-- Start Excerpted records --
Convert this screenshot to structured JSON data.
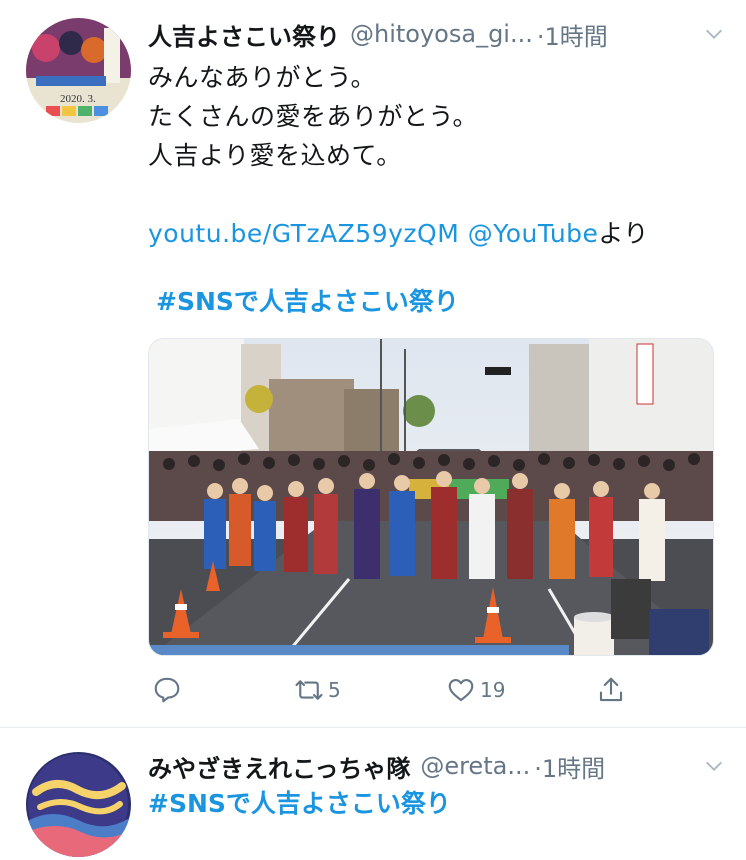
{
  "tweets": [
    {
      "author": {
        "name": "人吉よさこい祭り",
        "handle": "@hitoyosa_gi...",
        "time": "1時間"
      },
      "lines": [
        "みんなありがとう。",
        "たくさんの愛をありがとう。",
        "人吉より愛を込めて。"
      ],
      "link": {
        "url": "youtu.be/GTzAZ59yzQM",
        "mention": "@YouTube",
        "suffix": "より"
      },
      "hashtag": "#SNSで人吉よさこい祭り",
      "avatar_text": "2020. 3.",
      "actions": {
        "reply_count": "",
        "retweet_count": "5",
        "like_count": "19"
      }
    },
    {
      "author": {
        "name": "みやざきえれこっちゃ隊",
        "handle": "@ereta...",
        "time": "1時間"
      },
      "hashtag": "#SNSで人吉よさこい祭り"
    }
  ],
  "colors": {
    "link": "#1b95e0",
    "secondary": "#657786",
    "text": "#14171a",
    "divider": "#e6ecf0"
  },
  "icons": [
    "chevron-down-icon",
    "reply-icon",
    "retweet-icon",
    "like-icon",
    "share-icon"
  ]
}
-- End Excerpted records --
Exercise objective ->
Return all the entries word for word, but omit any pictures they contain.

Solution for this exercise ->
Convert this screenshot to structured JSON data.
{
  "tweets": [
    {
      "author": {
        "name": "人吉よさこい祭り",
        "handle": "@hitoyosa_gi...",
        "time": "1時間"
      },
      "lines": [
        "みんなありがとう。",
        "たくさんの愛をありがとう。",
        "人吉より愛を込めて。"
      ],
      "link": {
        "url": "youtu.be/GTzAZ59yzQM",
        "mention": "@YouTube",
        "suffix": "より"
      },
      "hashtag": "#SNSで人吉よさこい祭り",
      "avatar_text": "2020. 3.",
      "actions": {
        "reply_count": "",
        "retweet_count": "5",
        "like_count": "19"
      }
    },
    {
      "author": {
        "name": "みやざきえれこっちゃ隊",
        "handle": "@ereta...",
        "time": "1時間"
      },
      "hashtag": "#SNSで人吉よさこい祭り"
    }
  ],
  "colors": {
    "link": "#1b95e0",
    "secondary": "#657786",
    "text": "#14171a",
    "divider": "#e6ecf0"
  },
  "icons": [
    "chevron-down-icon",
    "reply-icon",
    "retweet-icon",
    "like-icon",
    "share-icon"
  ]
}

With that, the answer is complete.